Extract the records below word for word and ignore the images.

*ENTRIES PROVIDED*.
****************************************
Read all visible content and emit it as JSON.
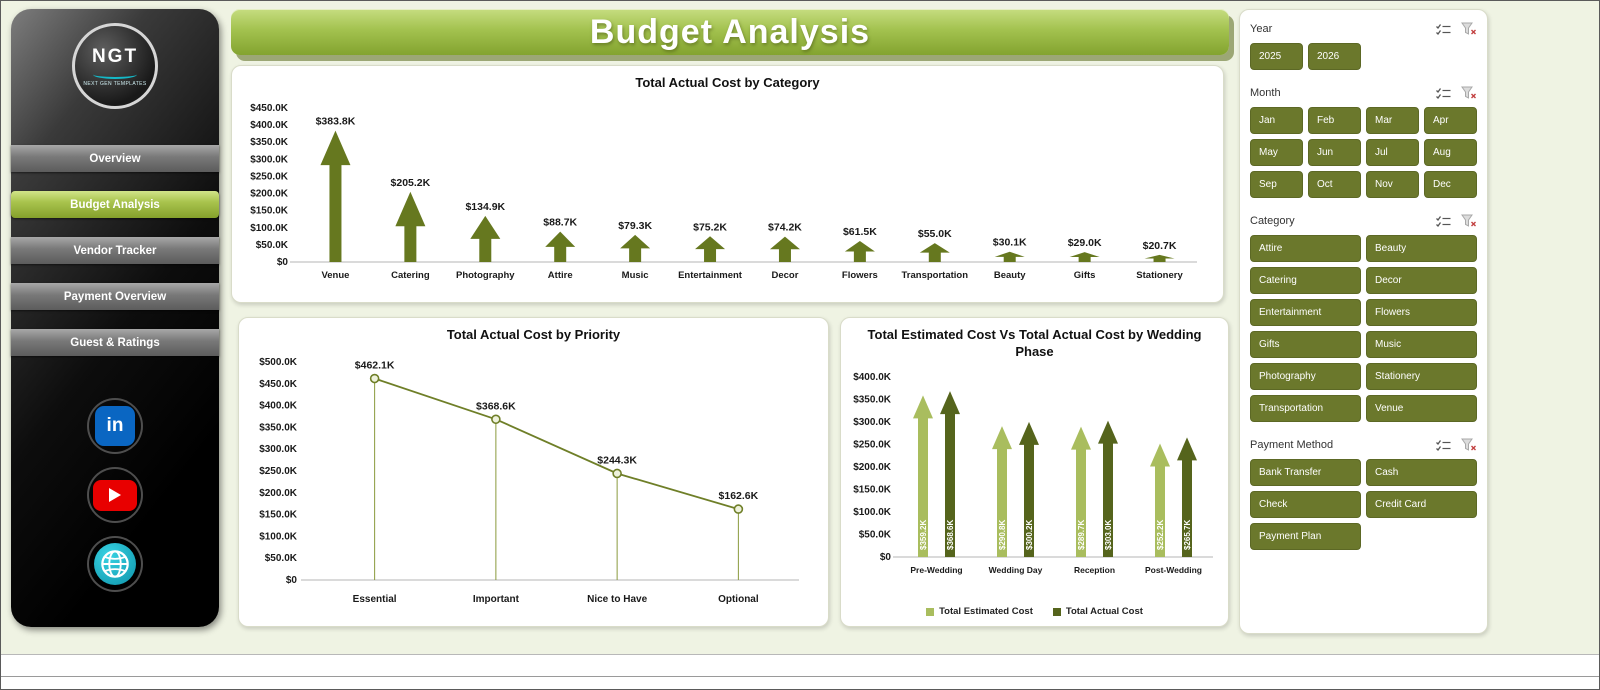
{
  "app": {
    "title": "Budget Analysis"
  },
  "sidebar": {
    "logo": {
      "text": "NGT",
      "tagline": "NEXT GEN TEMPLATES"
    },
    "items": [
      {
        "label": "Overview",
        "active": false
      },
      {
        "label": "Budget Analysis",
        "active": true
      },
      {
        "label": "Vendor Tracker",
        "active": false
      },
      {
        "label": "Payment Overview",
        "active": false
      },
      {
        "label": "Guest & Ratings",
        "active": false
      }
    ],
    "social": [
      {
        "name": "linkedin"
      },
      {
        "name": "youtube"
      },
      {
        "name": "web"
      }
    ]
  },
  "chart_data": [
    {
      "type": "bar",
      "title": "Total Actual Cost by Category",
      "categories": [
        "Venue",
        "Catering",
        "Photography",
        "Attire",
        "Music",
        "Entertainment",
        "Decor",
        "Flowers",
        "Transportation",
        "Beauty",
        "Gifts",
        "Stationery"
      ],
      "values": [
        383.8,
        205.2,
        134.9,
        88.7,
        79.3,
        75.2,
        74.2,
        61.5,
        55.0,
        30.1,
        29.0,
        20.7
      ],
      "value_labels": [
        "$383.8K",
        "$205.2K",
        "$134.9K",
        "$88.7K",
        "$79.3K",
        "$75.2K",
        "$74.2K",
        "$61.5K",
        "$55.0K",
        "$30.1K",
        "$29.0K",
        "$20.7K"
      ],
      "ylim": [
        0,
        450
      ],
      "ytick_step": 50,
      "ytick_labels": [
        "$0",
        "$50.0K",
        "$100.0K",
        "$150.0K",
        "$200.0K",
        "$250.0K",
        "$300.0K",
        "$350.0K",
        "$400.0K",
        "$450.0K"
      ],
      "bar_color": "#66781f",
      "grid": false
    },
    {
      "type": "line",
      "title": "Total Actual Cost by Priority",
      "categories": [
        "Essential",
        "Important",
        "Nice to Have",
        "Optional"
      ],
      "values": [
        462.1,
        368.6,
        244.3,
        162.6
      ],
      "value_labels": [
        "$462.1K",
        "$368.6K",
        "$244.3K",
        "$162.6K"
      ],
      "ylim": [
        0,
        500
      ],
      "ytick_step": 50,
      "ytick_labels": [
        "$0",
        "$50.0K",
        "$100.0K",
        "$150.0K",
        "$200.0K",
        "$250.0K",
        "$300.0K",
        "$350.0K",
        "$400.0K",
        "$450.0K",
        "$500.0K"
      ],
      "line_color": "#6f7f28",
      "marker_fill": "#eef2dc",
      "grid": false
    },
    {
      "type": "bar",
      "title": "Total Estimated Cost Vs Total Actual Cost by Wedding Phase",
      "categories": [
        "Pre-Wedding",
        "Wedding Day",
        "Reception",
        "Post-Wedding"
      ],
      "series": [
        {
          "name": "Total Estimated Cost",
          "color": "#a9bd5e",
          "values": [
            359.2,
            290.8,
            289.7,
            252.2
          ],
          "value_labels": [
            "$359.2K",
            "$290.8K",
            "$289.7K",
            "$252.2K"
          ]
        },
        {
          "name": "Total Actual Cost",
          "color": "#55641c",
          "values": [
            368.6,
            300.2,
            303.0,
            265.7
          ],
          "value_labels": [
            "$368.6K",
            "$300.2K",
            "$303.0K",
            "$265.7K"
          ]
        }
      ],
      "ylim": [
        0,
        400
      ],
      "ytick_step": 50,
      "ytick_labels": [
        "$0",
        "$50.0K",
        "$100.0K",
        "$150.0K",
        "$200.0K",
        "$250.0K",
        "$300.0K",
        "$350.0K",
        "$400.0K"
      ],
      "legend_position": "bottom",
      "grid": false
    }
  ],
  "filters": {
    "sections": [
      {
        "name": "Year",
        "columns": 4,
        "items": [
          "2025",
          "2026"
        ]
      },
      {
        "name": "Month",
        "columns": 4,
        "items": [
          "Jan",
          "Feb",
          "Mar",
          "Apr",
          "May",
          "Jun",
          "Jul",
          "Aug",
          "Sep",
          "Oct",
          "Nov",
          "Dec"
        ]
      },
      {
        "name": "Category",
        "columns": 2,
        "items": [
          "Attire",
          "Beauty",
          "Catering",
          "Decor",
          "Entertainment",
          "Flowers",
          "Gifts",
          "Music",
          "Photography",
          "Stationery",
          "Transportation",
          "Venue"
        ]
      },
      {
        "name": "Payment Method",
        "columns": 2,
        "items": [
          "Bank Transfer",
          "Cash",
          "Check",
          "Credit Card",
          "Payment Plan"
        ]
      }
    ]
  },
  "colors": {
    "page_bg": "#eff3e3",
    "slicer_button": "#6b782c",
    "banner_top": "#c6dd80",
    "banner_bottom": "#83a32f",
    "bar_olive": "#66781f",
    "series_light": "#a9bd5e",
    "series_dark": "#55641c"
  }
}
****************************************
*WRITTEN REPLY*.
Read all visible content and emit it as JSON.
{
  "app": {
    "title": "Budget Analysis"
  },
  "sidebar": {
    "logo": {
      "text": "NGT",
      "tagline": "NEXT GEN TEMPLATES"
    },
    "items": [
      {
        "label": "Overview",
        "active": false
      },
      {
        "label": "Budget Analysis",
        "active": true
      },
      {
        "label": "Vendor Tracker",
        "active": false
      },
      {
        "label": "Payment Overview",
        "active": false
      },
      {
        "label": "Guest & Ratings",
        "active": false
      }
    ],
    "social": [
      {
        "name": "linkedin"
      },
      {
        "name": "youtube"
      },
      {
        "name": "web"
      }
    ]
  },
  "chart_data": [
    {
      "type": "bar",
      "title": "Total Actual Cost by Category",
      "categories": [
        "Venue",
        "Catering",
        "Photography",
        "Attire",
        "Music",
        "Entertainment",
        "Decor",
        "Flowers",
        "Transportation",
        "Beauty",
        "Gifts",
        "Stationery"
      ],
      "values": [
        383.8,
        205.2,
        134.9,
        88.7,
        79.3,
        75.2,
        74.2,
        61.5,
        55.0,
        30.1,
        29.0,
        20.7
      ],
      "value_labels": [
        "$383.8K",
        "$205.2K",
        "$134.9K",
        "$88.7K",
        "$79.3K",
        "$75.2K",
        "$74.2K",
        "$61.5K",
        "$55.0K",
        "$30.1K",
        "$29.0K",
        "$20.7K"
      ],
      "ylim": [
        0,
        450
      ],
      "ytick_step": 50,
      "ytick_labels": [
        "$0",
        "$50.0K",
        "$100.0K",
        "$150.0K",
        "$200.0K",
        "$250.0K",
        "$300.0K",
        "$350.0K",
        "$400.0K",
        "$450.0K"
      ],
      "bar_color": "#66781f",
      "grid": false
    },
    {
      "type": "line",
      "title": "Total Actual Cost by Priority",
      "categories": [
        "Essential",
        "Important",
        "Nice to Have",
        "Optional"
      ],
      "values": [
        462.1,
        368.6,
        244.3,
        162.6
      ],
      "value_labels": [
        "$462.1K",
        "$368.6K",
        "$244.3K",
        "$162.6K"
      ],
      "ylim": [
        0,
        500
      ],
      "ytick_step": 50,
      "ytick_labels": [
        "$0",
        "$50.0K",
        "$100.0K",
        "$150.0K",
        "$200.0K",
        "$250.0K",
        "$300.0K",
        "$350.0K",
        "$400.0K",
        "$450.0K",
        "$500.0K"
      ],
      "line_color": "#6f7f28",
      "marker_fill": "#eef2dc",
      "grid": false
    },
    {
      "type": "bar",
      "title": "Total Estimated Cost Vs Total Actual Cost by Wedding Phase",
      "categories": [
        "Pre-Wedding",
        "Wedding Day",
        "Reception",
        "Post-Wedding"
      ],
      "series": [
        {
          "name": "Total Estimated Cost",
          "color": "#a9bd5e",
          "values": [
            359.2,
            290.8,
            289.7,
            252.2
          ],
          "value_labels": [
            "$359.2K",
            "$290.8K",
            "$289.7K",
            "$252.2K"
          ]
        },
        {
          "name": "Total Actual Cost",
          "color": "#55641c",
          "values": [
            368.6,
            300.2,
            303.0,
            265.7
          ],
          "value_labels": [
            "$368.6K",
            "$300.2K",
            "$303.0K",
            "$265.7K"
          ]
        }
      ],
      "ylim": [
        0,
        400
      ],
      "ytick_step": 50,
      "ytick_labels": [
        "$0",
        "$50.0K",
        "$100.0K",
        "$150.0K",
        "$200.0K",
        "$250.0K",
        "$300.0K",
        "$350.0K",
        "$400.0K"
      ],
      "legend_position": "bottom",
      "grid": false
    }
  ],
  "filters": {
    "sections": [
      {
        "name": "Year",
        "columns": 4,
        "items": [
          "2025",
          "2026"
        ]
      },
      {
        "name": "Month",
        "columns": 4,
        "items": [
          "Jan",
          "Feb",
          "Mar",
          "Apr",
          "May",
          "Jun",
          "Jul",
          "Aug",
          "Sep",
          "Oct",
          "Nov",
          "Dec"
        ]
      },
      {
        "name": "Category",
        "columns": 2,
        "items": [
          "Attire",
          "Beauty",
          "Catering",
          "Decor",
          "Entertainment",
          "Flowers",
          "Gifts",
          "Music",
          "Photography",
          "Stationery",
          "Transportation",
          "Venue"
        ]
      },
      {
        "name": "Payment Method",
        "columns": 2,
        "items": [
          "Bank Transfer",
          "Cash",
          "Check",
          "Credit Card",
          "Payment Plan"
        ]
      }
    ]
  },
  "colors": {
    "page_bg": "#eff3e3",
    "slicer_button": "#6b782c",
    "banner_top": "#c6dd80",
    "banner_bottom": "#83a32f",
    "bar_olive": "#66781f",
    "series_light": "#a9bd5e",
    "series_dark": "#55641c"
  }
}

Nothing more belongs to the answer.